Exercise directions » Extract the complete listing and output it unchanged.

╔══

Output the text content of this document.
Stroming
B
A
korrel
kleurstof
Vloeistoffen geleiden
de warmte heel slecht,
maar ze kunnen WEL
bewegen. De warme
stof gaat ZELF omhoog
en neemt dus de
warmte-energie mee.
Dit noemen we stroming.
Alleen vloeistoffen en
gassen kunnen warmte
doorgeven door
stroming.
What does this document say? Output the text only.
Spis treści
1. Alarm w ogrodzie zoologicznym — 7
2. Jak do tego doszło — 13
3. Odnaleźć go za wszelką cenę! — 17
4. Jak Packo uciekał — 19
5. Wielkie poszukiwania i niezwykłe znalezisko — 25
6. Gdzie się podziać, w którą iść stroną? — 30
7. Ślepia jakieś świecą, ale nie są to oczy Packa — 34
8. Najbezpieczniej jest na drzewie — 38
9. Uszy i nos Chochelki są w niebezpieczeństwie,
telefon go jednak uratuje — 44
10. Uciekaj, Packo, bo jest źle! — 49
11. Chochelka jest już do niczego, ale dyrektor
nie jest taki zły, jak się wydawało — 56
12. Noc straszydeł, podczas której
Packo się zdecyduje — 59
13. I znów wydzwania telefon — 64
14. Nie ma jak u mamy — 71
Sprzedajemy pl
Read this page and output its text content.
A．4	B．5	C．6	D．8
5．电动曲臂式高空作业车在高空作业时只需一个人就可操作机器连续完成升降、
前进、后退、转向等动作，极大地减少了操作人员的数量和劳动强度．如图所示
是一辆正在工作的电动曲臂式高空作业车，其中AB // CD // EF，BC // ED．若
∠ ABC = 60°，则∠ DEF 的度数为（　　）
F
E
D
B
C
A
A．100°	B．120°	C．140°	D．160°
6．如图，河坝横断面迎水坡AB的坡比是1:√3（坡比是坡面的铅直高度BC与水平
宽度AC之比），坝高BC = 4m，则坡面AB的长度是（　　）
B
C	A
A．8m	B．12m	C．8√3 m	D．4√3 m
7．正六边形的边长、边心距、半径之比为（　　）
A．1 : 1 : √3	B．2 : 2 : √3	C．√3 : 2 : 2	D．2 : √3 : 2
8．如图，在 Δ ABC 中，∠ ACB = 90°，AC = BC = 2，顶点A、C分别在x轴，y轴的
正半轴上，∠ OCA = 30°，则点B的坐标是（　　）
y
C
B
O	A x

╚══

Solution »
Output the text content of this document.
Stroming
B
A
korrel
kleurstof
Vloeistoffen geleiden
de warmte heel slecht,
maar ze kunnen WEL
bewegen. De warme
stof gaat ZELF omhoog
en neemt dus de
warmte-energie mee.
Dit noemen we stroming.
Alleen vloeistoffen en
gassen kunnen warmte
doorgeven door
stroming.
What does this document say? Output the text only.
Spis treści
1. Alarm w ogrodzie zoologicznym — 7
2. Jak do tego doszło — 13
3. Odnaleźć go za wszelką cenę! — 17
4. Jak Packo uciekał — 19
5. Wielkie poszukiwania i niezwykłe znalezisko — 25
6. Gdzie się podziać, w którą iść stroną? — 30
7. Ślepia jakieś świecą, ale nie są to oczy Packa — 34
8. Najbezpieczniej jest na drzewie — 38
9. Uszy i nos Chochelki są w niebezpieczeństwie,
telefon go jednak uratuje — 44
10. Uciekaj, Packo, bo jest źle! — 49
11. Chochelka jest już do niczego, ale dyrektor
nie jest taki zły, jak się wydawało — 56
12. Noc straszydeł, podczas której
Packo się zdecyduje — 59
13. I znów wydzwania telefon — 64
14. Nie ma jak u mamy — 71
Sprzedajemy pl
Read this page and output its text content.
A．4	B．5	C．6	D．8
5．电动曲臂式高空作业车在高空作业时只需一个人就可操作机器连续完成升降、
前进、后退、转向等动作，极大地减少了操作人员的数量和劳动强度．如图所示
是一辆正在工作的电动曲臂式高空作业车，其中AB // CD // EF，BC // ED．若
∠ ABC = 60°，则∠ DEF 的度数为（　　）
F
E
D
B
C
A
A．100°	B．120°	C．140°	D．160°
6．如图，河坝横断面迎水坡AB的坡比是1:√3（坡比是坡面的铅直高度BC与水平
宽度AC之比），坝高BC = 4m，则坡面AB的长度是（　　）
B
C	A
A．8m	B．12m	C．8√3 m	D．4√3 m
7．正六边形的边长、边心距、半径之比为（　　）
A．1 : 1 : √3	B．2 : 2 : √3	C．√3 : 2 : 2	D．2 : √3 : 2
8．如图，在 Δ ABC 中，∠ ACB = 90°，AC = BC = 2，顶点A、C分别在x轴，y轴的
正半轴上，∠ OCA = 30°，则点B的坐标是（　　）
y
C
B
O	A x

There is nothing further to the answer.